Tekstfragment:

Voor niet-verplaatsbare objecten geldt het volgende. In de aard van het huurrecht ligt besloten dat alle objecten die de huurder aanbrengt, door natrekking eigendom worden van de eigenaar. De huurder die desondanks toch investeringen op zijn gehuurde grond doet die bij beëindiging niet of alleen tegen grote kosten ongedaan gemaakt kunnen worden, doet dat voor eigen rekening en risico. Alleen als hij met de eigenaar daarover afspraken maakt, kan hij zich enigszins tegen dit risico indekken.
3.13.
Verschillende gedaagden stellen dat [naam vakantiepark] heeft ingestemd met de bouwwerken die zij opgetrokken hebben. [gedaagde in conventie, eiser in reconventie sub 3] heeft een tekening ingebracht waarop [naam vakantiepark] een stempel heeft geplaatst (bijlage 4,4). [gedaagde in conventie, eiser in reconventie sub 1] stelt dat hij nog na 2015 heeft gebouwd en niet wist dat er toen gerede kans bestond dat de exploitatie door [naam vakantiepark] niet lang meer zou duren.

Uitgelezen gegevens:
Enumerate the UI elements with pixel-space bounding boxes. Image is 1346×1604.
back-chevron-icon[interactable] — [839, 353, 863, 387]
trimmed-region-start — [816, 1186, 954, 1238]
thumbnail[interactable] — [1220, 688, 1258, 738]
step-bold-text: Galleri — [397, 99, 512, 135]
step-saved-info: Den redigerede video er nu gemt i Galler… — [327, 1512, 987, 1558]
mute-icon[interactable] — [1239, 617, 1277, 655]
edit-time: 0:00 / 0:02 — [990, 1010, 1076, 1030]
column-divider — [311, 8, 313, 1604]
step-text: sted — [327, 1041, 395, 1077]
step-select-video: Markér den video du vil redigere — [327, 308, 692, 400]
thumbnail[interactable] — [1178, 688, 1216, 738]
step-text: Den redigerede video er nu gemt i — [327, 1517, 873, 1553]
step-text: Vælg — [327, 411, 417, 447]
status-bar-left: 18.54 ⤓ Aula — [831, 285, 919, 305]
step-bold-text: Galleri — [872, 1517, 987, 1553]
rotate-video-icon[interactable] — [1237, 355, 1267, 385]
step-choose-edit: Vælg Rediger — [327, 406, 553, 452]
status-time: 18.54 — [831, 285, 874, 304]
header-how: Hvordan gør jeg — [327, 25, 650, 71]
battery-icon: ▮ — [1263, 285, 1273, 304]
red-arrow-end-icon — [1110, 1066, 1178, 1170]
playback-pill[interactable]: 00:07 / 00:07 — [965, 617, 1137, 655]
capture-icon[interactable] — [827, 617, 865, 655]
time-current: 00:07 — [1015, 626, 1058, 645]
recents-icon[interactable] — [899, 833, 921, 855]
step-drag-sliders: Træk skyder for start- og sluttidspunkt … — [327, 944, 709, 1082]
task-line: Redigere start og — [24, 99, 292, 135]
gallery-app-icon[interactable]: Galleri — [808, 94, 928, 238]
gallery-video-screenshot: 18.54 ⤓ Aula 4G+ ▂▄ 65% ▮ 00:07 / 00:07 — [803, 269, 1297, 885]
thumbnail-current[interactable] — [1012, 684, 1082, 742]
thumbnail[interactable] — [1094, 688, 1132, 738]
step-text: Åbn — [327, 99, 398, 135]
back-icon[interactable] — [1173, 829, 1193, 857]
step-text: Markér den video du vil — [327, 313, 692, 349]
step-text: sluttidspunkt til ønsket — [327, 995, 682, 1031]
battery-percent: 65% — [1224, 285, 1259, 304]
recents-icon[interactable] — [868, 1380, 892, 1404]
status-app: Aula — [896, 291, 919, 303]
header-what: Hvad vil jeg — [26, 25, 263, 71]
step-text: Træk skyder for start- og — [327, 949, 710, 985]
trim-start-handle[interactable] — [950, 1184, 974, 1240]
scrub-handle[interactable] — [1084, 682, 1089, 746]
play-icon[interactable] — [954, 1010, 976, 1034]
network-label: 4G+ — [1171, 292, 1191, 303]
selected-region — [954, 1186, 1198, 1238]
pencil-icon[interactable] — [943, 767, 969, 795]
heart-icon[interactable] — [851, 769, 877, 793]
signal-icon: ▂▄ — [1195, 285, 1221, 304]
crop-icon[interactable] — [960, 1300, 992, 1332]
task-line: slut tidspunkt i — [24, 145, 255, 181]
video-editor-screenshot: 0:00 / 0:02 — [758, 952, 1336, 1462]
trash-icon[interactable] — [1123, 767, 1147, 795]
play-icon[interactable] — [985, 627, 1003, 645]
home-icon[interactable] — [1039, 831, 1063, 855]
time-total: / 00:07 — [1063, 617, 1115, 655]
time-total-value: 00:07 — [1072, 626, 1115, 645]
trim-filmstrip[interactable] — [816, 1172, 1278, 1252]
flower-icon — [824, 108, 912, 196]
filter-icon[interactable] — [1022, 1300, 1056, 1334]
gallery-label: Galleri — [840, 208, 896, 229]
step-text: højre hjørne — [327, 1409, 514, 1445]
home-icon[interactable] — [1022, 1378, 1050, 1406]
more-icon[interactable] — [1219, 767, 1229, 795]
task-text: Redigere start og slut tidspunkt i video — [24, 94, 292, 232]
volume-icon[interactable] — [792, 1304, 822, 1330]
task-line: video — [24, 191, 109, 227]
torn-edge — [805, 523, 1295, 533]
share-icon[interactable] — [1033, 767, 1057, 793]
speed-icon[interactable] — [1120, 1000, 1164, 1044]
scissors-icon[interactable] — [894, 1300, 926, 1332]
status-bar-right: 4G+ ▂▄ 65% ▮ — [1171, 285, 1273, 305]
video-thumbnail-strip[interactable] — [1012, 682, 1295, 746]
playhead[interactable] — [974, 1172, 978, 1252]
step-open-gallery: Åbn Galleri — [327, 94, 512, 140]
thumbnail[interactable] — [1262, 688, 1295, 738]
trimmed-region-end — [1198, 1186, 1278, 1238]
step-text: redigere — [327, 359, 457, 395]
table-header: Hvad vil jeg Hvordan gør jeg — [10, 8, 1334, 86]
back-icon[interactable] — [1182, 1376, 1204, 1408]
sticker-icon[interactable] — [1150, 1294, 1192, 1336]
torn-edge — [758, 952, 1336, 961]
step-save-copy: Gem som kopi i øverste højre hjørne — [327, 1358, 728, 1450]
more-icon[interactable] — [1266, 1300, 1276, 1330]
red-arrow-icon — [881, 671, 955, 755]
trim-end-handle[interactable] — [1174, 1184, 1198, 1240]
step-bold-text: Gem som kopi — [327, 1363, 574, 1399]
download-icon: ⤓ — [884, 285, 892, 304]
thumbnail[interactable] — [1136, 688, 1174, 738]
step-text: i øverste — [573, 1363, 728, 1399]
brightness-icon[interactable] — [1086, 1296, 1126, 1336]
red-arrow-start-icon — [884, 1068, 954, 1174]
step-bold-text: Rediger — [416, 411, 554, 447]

Opdrachten:
• A. Geef het deel van de lijst ongewijzigd opnieuw weer dat bij de eerste regel van de lijst begint en eindigt met de regel waarin "thumbnail[interactable] — [1220, 688, 1258, 738]" staat. Beide grensregels horen erbij.
• B. Ga verder met het tekstfragment over de bouwwerken die huurders op het vakantiepark hebben neergezet, en begin na de laatste zin ervan.

Uitwerkingen:
• A.
Enumerate the UI elements with pixel-space bounding boxes. Image is 1346×1604.
back-chevron-icon[interactable] — [839, 353, 863, 387]
trimmed-region-start — [816, 1186, 954, 1238]
thumbnail[interactable] — [1220, 688, 1258, 738]

• B.
3.14.
De kantonrechter is van oordeel dat de enkele toezegging dat [naam vakantiepark] geen bezwaar had tegen een bouwwerk, niet inhoudt dat er garantie gegeven werd dat de waarde ervan bij een eventuele beëindiging van de rechtsrelatie vergoed zou worden. Daarbij komt dat de betreffende bouwwerken opgetrokken zijn terwijl dit in strijd was met het bestemmingsplan en zonder dat er omgevingsvergunningen voor waren aangevraagd. Aan alle gedaagden zijn daarvoor lasten onder dwangsom afgegeven (bijlage 2,36-42)
3.15.
Voor zover gedaagden menen dat [naam vakantiepark] in deze iets te verwijten valt, dienen zij zich tot [naam vakantiepark] te wenden. Het feit dat de huur na het einde van de erfpacht doorloopt, betekent niet dat elk tekortschieten aan de zijde van [naam vakantiepark] op de gemeente als opvolgend verhuurder verhaald kan worden.
3.16.
Gedaagden stellen dat zij vanaf 2019 geen jaargeld meer verschuldigd zijn omdat de gemeente niet de diensten leverde die bij de overeenkomst hoorde. De gemeente stelt daartegenover dat er over 2019 en 2020 slechts 900 euro jaargeld in rekening is gebracht in plaats van de 2.300 euro over de jaren daarvoor.
3.17.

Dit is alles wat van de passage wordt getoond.